Tally how many lines of these entries hold the string "this". Return the number alone.
#####
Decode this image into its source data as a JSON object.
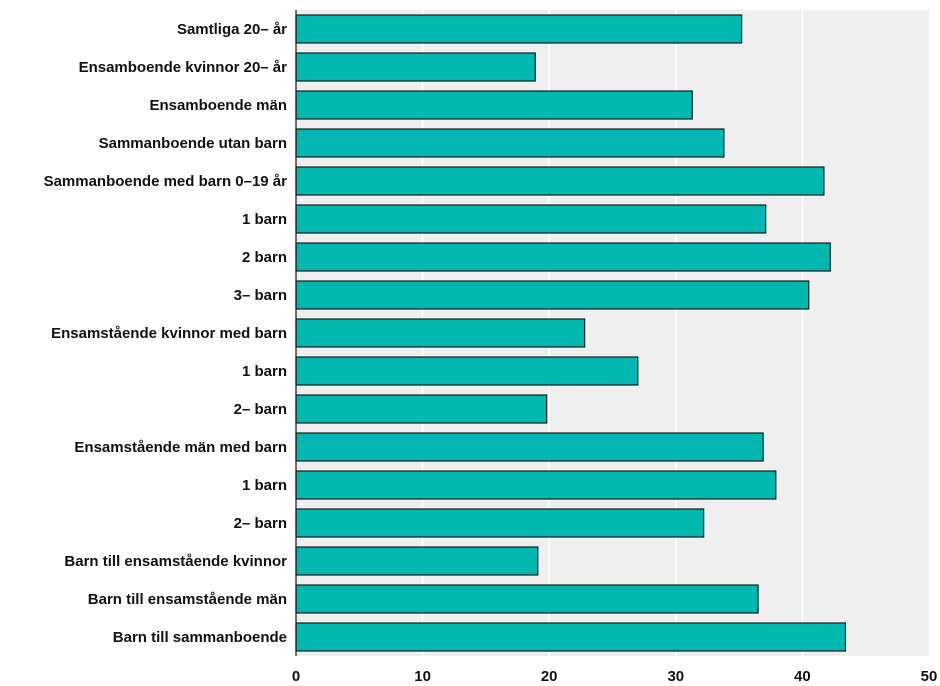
{
  "chart_data": {
    "type": "bar",
    "orientation": "horizontal",
    "title": "",
    "xlabel": "",
    "ylabel": "",
    "xlim": [
      0,
      50
    ],
    "x_ticks": [
      0,
      10,
      20,
      30,
      40,
      50
    ],
    "grid": "vertical",
    "categories": [
      "Samtliga 20– år",
      "Ensamboende kvinnor 20– år",
      "Ensamboende män",
      "Sammanboende utan barn",
      "Sammanboende med barn 0–19 år",
      "1 barn",
      "2 barn",
      "3– barn",
      "Ensamstående kvinnor med barn",
      "1 barn",
      "2– barn",
      "Ensamstående män med barn",
      "1 barn",
      "2– barn",
      "Barn till ensamstående kvinnor",
      "Barn till ensamstående män",
      "Barn till sammanboende"
    ],
    "values": [
      35.2,
      18.9,
      31.3,
      33.8,
      41.7,
      37.1,
      42.2,
      40.5,
      22.8,
      27.0,
      19.8,
      36.9,
      37.9,
      32.2,
      19.1,
      36.5,
      43.4
    ],
    "colors": {
      "bar": "#00b8b0",
      "plot_bg": "#efefef",
      "grid": "#ffffff"
    }
  }
}
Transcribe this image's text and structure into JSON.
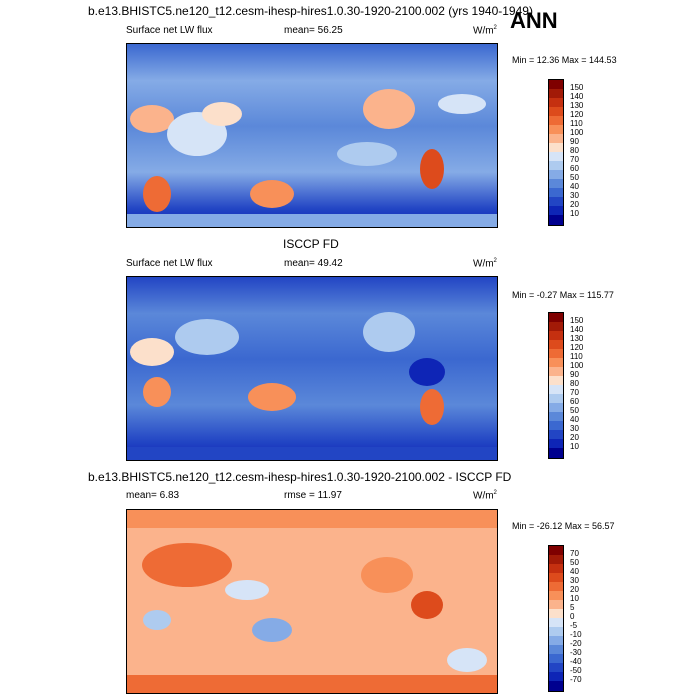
{
  "header": {
    "title": "b.e13.BHISTC5.ne120_t12.cesm-ihesp-hires1.0.30-1920-2100.002 (yrs 1940-1949)",
    "season": "ANN"
  },
  "panels": [
    {
      "title": "",
      "left_label": "Surface net LW flux",
      "center_label": "mean=  56.25",
      "unit": "W/m",
      "unit_sup": "2",
      "minmax": "Min =  12.36 Max = 144.53",
      "colorbar_labels": [
        "150",
        "140",
        "130",
        "120",
        "110",
        "100",
        "90",
        "80",
        "70",
        "60",
        "50",
        "40",
        "30",
        "20",
        "10"
      ],
      "colors": [
        "#7f0000",
        "#a21a07",
        "#c53010",
        "#dd4b1c",
        "#ee6b35",
        "#f89059",
        "#fbb38c",
        "#fce0cb",
        "#d6e4f7",
        "#aecbef",
        "#85abe6",
        "#5b88d9",
        "#3b68d0",
        "#2245c4",
        "#0e25b6",
        "#00008f"
      ]
    },
    {
      "title": "ISCCP FD",
      "left_label": "Surface net LW flux",
      "center_label": "mean=  49.42",
      "unit": "W/m",
      "unit_sup": "2",
      "minmax": "Min =  -0.27 Max = 115.77",
      "colorbar_labels": [
        "150",
        "140",
        "130",
        "120",
        "110",
        "100",
        "90",
        "80",
        "70",
        "60",
        "50",
        "40",
        "30",
        "20",
        "10"
      ],
      "colors": [
        "#7f0000",
        "#a21a07",
        "#c53010",
        "#dd4b1c",
        "#ee6b35",
        "#f89059",
        "#fbb38c",
        "#fce0cb",
        "#d6e4f7",
        "#aecbef",
        "#85abe6",
        "#5b88d9",
        "#3b68d0",
        "#2245c4",
        "#0e25b6",
        "#00008f"
      ]
    },
    {
      "title": "b.e13.BHISTC5.ne120_t12.cesm-ihesp-hires1.0.30-1920-2100.002 - ISCCP FD",
      "left_label": "mean=  6.83",
      "center_label": "rmse =  11.97",
      "unit": "W/m",
      "unit_sup": "2",
      "minmax": "Min = -26.12 Max =  56.57",
      "colorbar_labels": [
        "70",
        "50",
        "40",
        "30",
        "20",
        "10",
        "5",
        "0",
        "-5",
        "-10",
        "-20",
        "-30",
        "-40",
        "-50",
        "-70"
      ],
      "colors": [
        "#7f0000",
        "#a21a07",
        "#c53010",
        "#dd4b1c",
        "#ee6b35",
        "#f89059",
        "#fbb38c",
        "#fce0cb",
        "#d6e4f7",
        "#aecbef",
        "#85abe6",
        "#5b88d9",
        "#3b68d0",
        "#2245c4",
        "#0e25b6",
        "#00008f"
      ]
    }
  ],
  "chart_data": [
    {
      "type": "heatmap",
      "title": "",
      "variable": "Surface net LW flux",
      "mean": 56.25,
      "min": 12.36,
      "max": 144.53,
      "units": "W/m2",
      "levels": [
        10,
        20,
        30,
        40,
        50,
        60,
        70,
        80,
        90,
        100,
        110,
        120,
        130,
        140,
        150
      ]
    },
    {
      "type": "heatmap",
      "title": "ISCCP FD",
      "variable": "Surface net LW flux",
      "mean": 49.42,
      "min": -0.27,
      "max": 115.77,
      "units": "W/m2",
      "levels": [
        10,
        20,
        30,
        40,
        50,
        60,
        70,
        80,
        90,
        100,
        110,
        120,
        130,
        140,
        150
      ]
    },
    {
      "type": "heatmap",
      "title": "b.e13.BHISTC5.ne120_t12.cesm-ihesp-hires1.0.30-1920-2100.002 - ISCCP FD",
      "mean": 6.83,
      "rmse": 11.97,
      "min": -26.12,
      "max": 56.57,
      "units": "W/m2",
      "levels": [
        -70,
        -50,
        -40,
        -30,
        -20,
        -10,
        -5,
        0,
        5,
        10,
        20,
        30,
        40,
        50,
        70
      ]
    }
  ]
}
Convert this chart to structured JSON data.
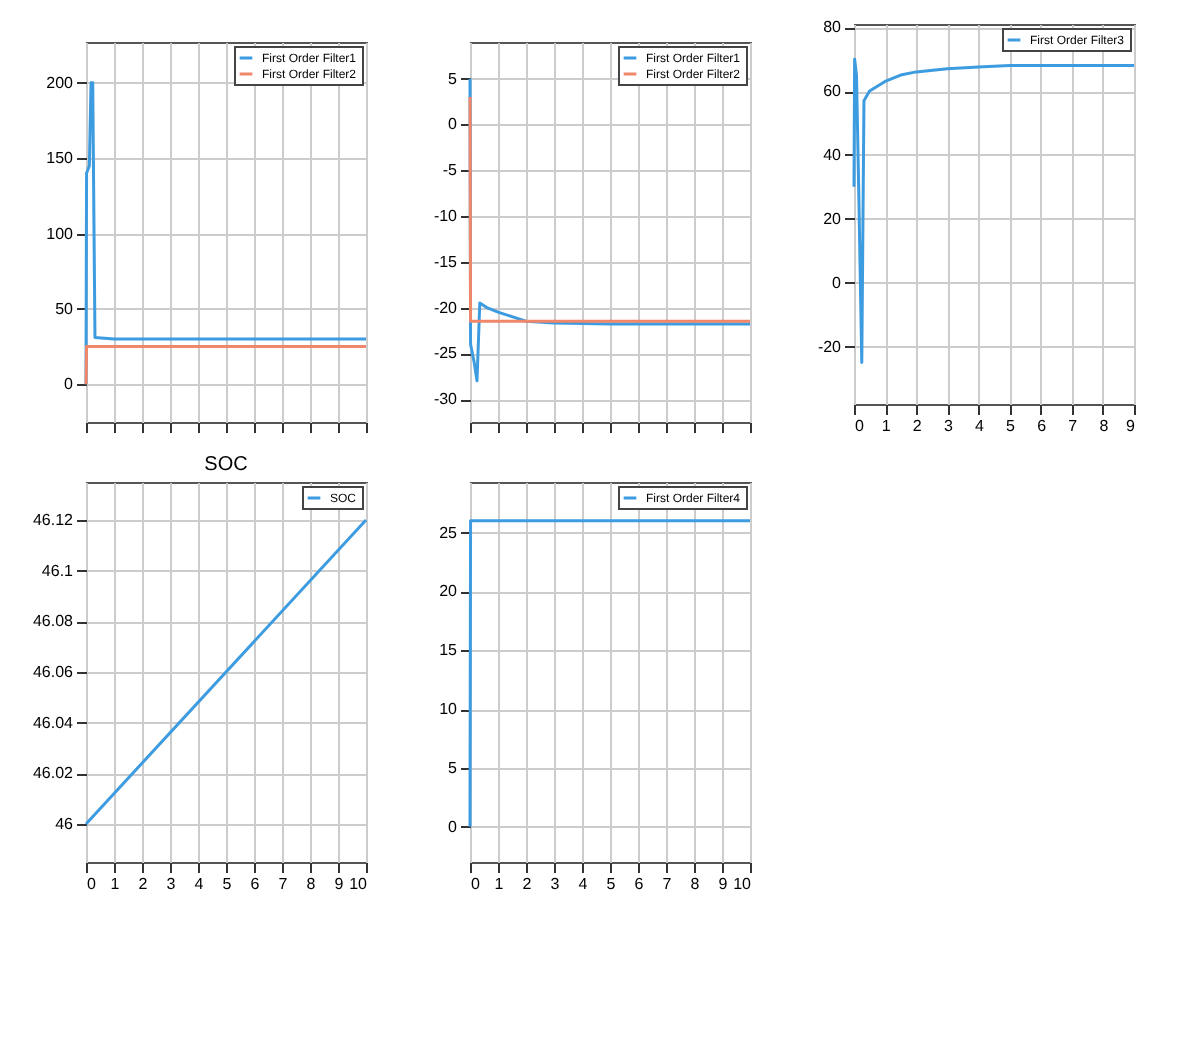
{
  "chart_data": [
    {
      "type": "line",
      "xlim": [
        0,
        10
      ],
      "xticks": [
        0,
        1,
        2,
        3,
        4,
        5,
        6,
        7,
        8,
        9,
        10
      ],
      "ylim": [
        -25,
        227
      ],
      "yticks": [
        0,
        50,
        100,
        150,
        200
      ],
      "grid": true,
      "legend": "top right",
      "tick_labels": "y",
      "series": [
        {
          "name": "First Order Filter1",
          "color": "#3d9be0",
          "x": [
            0,
            0.02,
            0.12,
            0.18,
            0.24,
            0.32,
            1,
            10
          ],
          "values": [
            0,
            140,
            145,
            200,
            200,
            31,
            30,
            30
          ]
        },
        {
          "name": "First Order Filter2",
          "color": "#f0866a",
          "x": [
            0,
            0.02,
            10
          ],
          "values": [
            0,
            25,
            25
          ]
        }
      ]
    },
    {
      "type": "line",
      "xlim": [
        0,
        10
      ],
      "xticks": [
        0,
        1,
        2,
        3,
        4,
        5,
        6,
        7,
        8,
        9,
        10
      ],
      "ylim": [
        -32.5,
        9
      ],
      "yticks": [
        -30,
        -25,
        -20,
        -15,
        -10,
        -5,
        0,
        5
      ],
      "grid": true,
      "legend": "top right",
      "tick_labels": "y",
      "series": [
        {
          "name": "First Order Filter1",
          "color": "#3d9be0",
          "x": [
            0,
            0.02,
            0.15,
            0.25,
            0.35,
            0.6,
            1,
            1.5,
            2,
            3,
            5,
            10
          ],
          "values": [
            5,
            -24,
            -26,
            -28,
            -19.5,
            -20,
            -20.5,
            -21,
            -21.5,
            -21.7,
            -21.8,
            -21.8
          ]
        },
        {
          "name": "First Order Filter2",
          "color": "#f0866a",
          "x": [
            0,
            0.02,
            3,
            6,
            10
          ],
          "values": [
            3,
            -21.5,
            -21.5,
            -21.5,
            -21.5
          ]
        }
      ]
    },
    {
      "type": "line",
      "xlim": [
        0,
        9
      ],
      "xticks": [
        0,
        1,
        2,
        3,
        4,
        5,
        6,
        7,
        8,
        9
      ],
      "ylim": [
        -38,
        81
      ],
      "yticks": [
        -20,
        0,
        20,
        40,
        60,
        80
      ],
      "grid": true,
      "legend": "top right",
      "series": [
        {
          "name": "First Order Filter3",
          "color": "#3d9be0",
          "x": [
            0,
            0.02,
            0.08,
            0.15,
            0.25,
            0.32,
            0.5,
            1,
            1.5,
            2,
            3,
            4,
            5,
            7,
            9
          ],
          "values": [
            30,
            70,
            65,
            30,
            -25,
            57,
            60,
            63,
            65,
            66,
            67,
            67.5,
            68,
            68,
            68
          ]
        }
      ]
    },
    {
      "type": "line",
      "title": "SOC",
      "xlim": [
        0,
        10
      ],
      "xticks": [
        0,
        1,
        2,
        3,
        4,
        5,
        6,
        7,
        8,
        9,
        10
      ],
      "ylim": [
        45.985,
        46.135
      ],
      "yticks": [
        46,
        46.02,
        46.04,
        46.06,
        46.08,
        46.1,
        46.12
      ],
      "grid": true,
      "legend": "top right",
      "series": [
        {
          "name": "SOC",
          "color": "#3d9be0",
          "x": [
            0,
            10
          ],
          "values": [
            46,
            46.12
          ]
        }
      ]
    },
    {
      "type": "line",
      "xlim": [
        0,
        10
      ],
      "xticks": [
        0,
        1,
        2,
        3,
        4,
        5,
        6,
        7,
        8,
        9,
        10
      ],
      "ylim": [
        -3,
        29.3
      ],
      "yticks": [
        0,
        5,
        10,
        15,
        20,
        25
      ],
      "grid": true,
      "legend": "top right",
      "series": [
        {
          "name": "First Order Filter4",
          "color": "#3d9be0",
          "x": [
            0,
            0.02,
            3,
            6,
            10
          ],
          "values": [
            0,
            26,
            26,
            26,
            26
          ]
        }
      ]
    }
  ]
}
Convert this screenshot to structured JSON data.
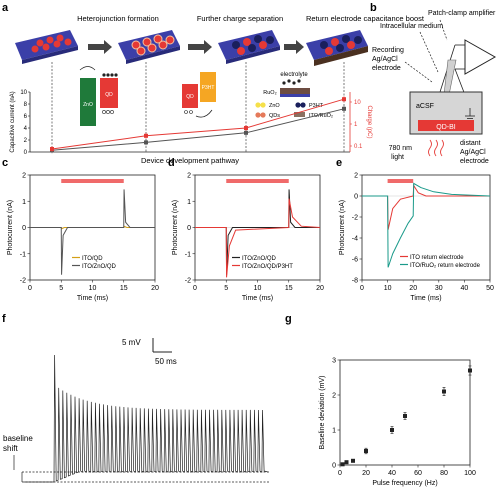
{
  "panel_labels": [
    "a",
    "b",
    "c",
    "d",
    "e",
    "f",
    "g"
  ],
  "a": {
    "stages": [
      "Heterojunction formation",
      "Further charge separation",
      "Return electrode capacitance boost"
    ],
    "materials": {
      "zno": "ZnO",
      "qd": "QD",
      "p3ht": "P3HT",
      "ruo2": "RuO₂",
      "electrolyte": "electrolyte"
    },
    "legend": [
      "ZnO",
      "QDs",
      "P3HT",
      "ITO/RuO₂"
    ],
    "colors": {
      "zno": "#1f7a3a",
      "qd": "#e53935",
      "p3ht": "#f5a623",
      "substrate": "#3b3fa8"
    },
    "chart_data": {
      "type": "line",
      "xlabel": "Device development pathway",
      "ylabel": "Capacitive current (nA)",
      "y2label": "Charge (pC)",
      "ylim": [
        0,
        10
      ],
      "y2ticks": [
        "0.1",
        "1",
        "10"
      ],
      "series": [
        {
          "values": [
            0.3,
            1.6,
            3.2,
            7.2
          ]
        },
        {
          "values": [
            0.5,
            2.7,
            4.0,
            8.8
          ]
        }
      ],
      "yticks": [
        0,
        2,
        4,
        6,
        8,
        10
      ]
    }
  },
  "b": {
    "labels": {
      "patch": "Patch-clamp amplifier",
      "intra": "Intracellular medium",
      "rec1": "Recording",
      "rec2": "Ag/AgCl",
      "rec3": "electrode",
      "acsf": "aCSF",
      "qdbi": "QD-BI",
      "light1": "780 nm",
      "light2": "light",
      "dist1": "distant",
      "dist2": "Ag/AgCl",
      "dist3": "electrode"
    }
  },
  "chart_data": [
    {
      "panel": "c",
      "type": "line",
      "xlabel": "Time (ms)",
      "ylabel": "Photocurrent (nA)",
      "xlim": [
        0,
        20
      ],
      "ylim": [
        -2,
        2
      ],
      "xticks": [
        0,
        5,
        10,
        15,
        20
      ],
      "yticks": [
        -2,
        -1,
        0,
        1,
        2
      ],
      "series": [
        {
          "name": "ITO/QD",
          "color": "#d4a017",
          "x": [
            0,
            5,
            5.05,
            5.5,
            15,
            15.05,
            15.5,
            20
          ],
          "y": [
            0,
            0,
            -0.05,
            0,
            0,
            0.05,
            0,
            0
          ]
        },
        {
          "name": "ITO/ZnO/QD",
          "color": "#555555",
          "x": [
            0,
            5,
            5.05,
            5.3,
            6,
            15,
            15.05,
            15.3,
            16,
            20
          ],
          "y": [
            0,
            0,
            -1.8,
            -0.3,
            0,
            0,
            1.45,
            0.2,
            0,
            0
          ]
        }
      ]
    },
    {
      "panel": "d",
      "type": "line",
      "xlabel": "Time (ms)",
      "ylabel": "Photocurrent (nA)",
      "xlim": [
        0,
        20
      ],
      "ylim": [
        -2,
        2
      ],
      "xticks": [
        0,
        5,
        10,
        15,
        20
      ],
      "yticks": [
        -2,
        -1,
        0,
        1,
        2
      ],
      "series": [
        {
          "name": "ITO/ZnO/QD",
          "color": "#222222",
          "x": [
            0,
            5,
            5.05,
            5.3,
            6,
            15,
            15.05,
            15.3,
            16,
            20
          ],
          "y": [
            0,
            0,
            -1.8,
            -0.3,
            0,
            0,
            1.45,
            0.2,
            0,
            0
          ]
        },
        {
          "name": "ITO/ZnO/QD/P3HT",
          "color": "#e53935",
          "x": [
            0,
            5,
            5.05,
            5.5,
            6.5,
            15,
            15.05,
            15.6,
            17,
            20
          ],
          "y": [
            0,
            0,
            -1.9,
            -0.7,
            -0.1,
            0,
            1.1,
            0.4,
            0.05,
            0
          ]
        }
      ]
    },
    {
      "panel": "e",
      "type": "line",
      "xlabel": "Time (ms)",
      "ylabel": "Photocurrent (nA)",
      "xlim": [
        0,
        50
      ],
      "ylim": [
        -8,
        2
      ],
      "xticks": [
        0,
        10,
        20,
        30,
        40,
        50
      ],
      "yticks": [
        -8,
        -6,
        -4,
        -2,
        0,
        2
      ],
      "series": [
        {
          "name": "ITO return electrode",
          "color": "#e53935",
          "x": [
            0,
            10,
            10.2,
            12,
            15,
            20,
            20.2,
            22,
            25,
            50
          ],
          "y": [
            0,
            0,
            -3.2,
            -1.2,
            -0.3,
            0,
            1.0,
            0.3,
            0,
            0
          ]
        },
        {
          "name": "ITO/RuO₂ return electrode",
          "color": "#1a9a8a",
          "x": [
            0,
            10,
            10.2,
            12,
            15,
            18,
            20,
            20.2,
            23,
            28,
            35,
            50
          ],
          "y": [
            0,
            0,
            -6.8,
            -5.5,
            -4.0,
            -2.6,
            -1.9,
            1.2,
            0.8,
            0.4,
            0.15,
            0
          ]
        }
      ]
    },
    {
      "panel": "g",
      "type": "scatter",
      "xlabel": "Pulse frequency (Hz)",
      "ylabel": "Baseline deviation (mV)",
      "xlim": [
        0,
        100
      ],
      "ylim": [
        0,
        3
      ],
      "xticks": [
        0,
        20,
        40,
        60,
        80,
        100
      ],
      "yticks": [
        0,
        1,
        2,
        3
      ],
      "x": [
        2,
        5,
        10,
        20,
        40,
        50,
        80,
        100
      ],
      "y": [
        0.02,
        0.08,
        0.12,
        0.4,
        1.0,
        1.4,
        2.1,
        2.7
      ],
      "err": [
        0.03,
        0.03,
        0.04,
        0.08,
        0.1,
        0.1,
        0.12,
        0.13
      ]
    }
  ],
  "f": {
    "scale_mv": "5 mV",
    "scale_ms": "50 ms",
    "baseline": "baseline",
    "shift": "shift",
    "spikes": 52
  }
}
#####
COMPLETE ANSWER — 4